**WHAT IS NEEDED**: Using the entries that follow, count the lines containing the word "bosqichma" and give that number by itself.

[Records from a dataset]
------------------------------------------------------------------------

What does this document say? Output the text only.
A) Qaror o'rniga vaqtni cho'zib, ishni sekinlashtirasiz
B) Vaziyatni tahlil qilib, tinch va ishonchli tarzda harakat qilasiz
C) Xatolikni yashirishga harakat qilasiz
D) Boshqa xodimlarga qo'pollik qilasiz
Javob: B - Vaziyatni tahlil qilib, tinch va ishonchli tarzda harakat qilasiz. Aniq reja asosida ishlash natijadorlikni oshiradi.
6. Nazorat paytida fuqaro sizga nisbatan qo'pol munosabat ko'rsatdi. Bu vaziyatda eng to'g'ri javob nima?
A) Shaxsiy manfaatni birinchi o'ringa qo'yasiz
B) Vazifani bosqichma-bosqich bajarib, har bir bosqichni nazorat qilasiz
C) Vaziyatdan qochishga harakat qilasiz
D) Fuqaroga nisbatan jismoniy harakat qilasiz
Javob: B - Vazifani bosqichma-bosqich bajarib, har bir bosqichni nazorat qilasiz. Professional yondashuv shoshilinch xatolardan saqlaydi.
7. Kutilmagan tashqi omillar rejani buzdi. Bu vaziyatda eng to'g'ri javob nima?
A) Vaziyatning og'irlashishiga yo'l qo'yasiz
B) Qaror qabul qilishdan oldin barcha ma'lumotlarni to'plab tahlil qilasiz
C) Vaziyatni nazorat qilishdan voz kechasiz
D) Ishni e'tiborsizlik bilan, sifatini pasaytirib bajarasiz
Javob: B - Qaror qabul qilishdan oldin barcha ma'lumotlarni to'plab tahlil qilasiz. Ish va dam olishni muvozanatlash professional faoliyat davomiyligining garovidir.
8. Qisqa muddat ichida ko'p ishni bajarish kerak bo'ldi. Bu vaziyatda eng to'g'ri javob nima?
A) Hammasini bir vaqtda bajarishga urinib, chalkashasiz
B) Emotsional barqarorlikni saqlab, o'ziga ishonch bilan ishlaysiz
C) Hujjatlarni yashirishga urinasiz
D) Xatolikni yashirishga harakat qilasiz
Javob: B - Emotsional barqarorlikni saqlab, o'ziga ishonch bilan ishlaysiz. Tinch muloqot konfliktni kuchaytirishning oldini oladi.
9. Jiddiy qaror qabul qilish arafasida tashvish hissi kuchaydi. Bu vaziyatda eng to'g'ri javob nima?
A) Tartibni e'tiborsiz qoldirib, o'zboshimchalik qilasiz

------------------------------------------------------------------------

**SOLUTION TO THIS EXERCISE**: 2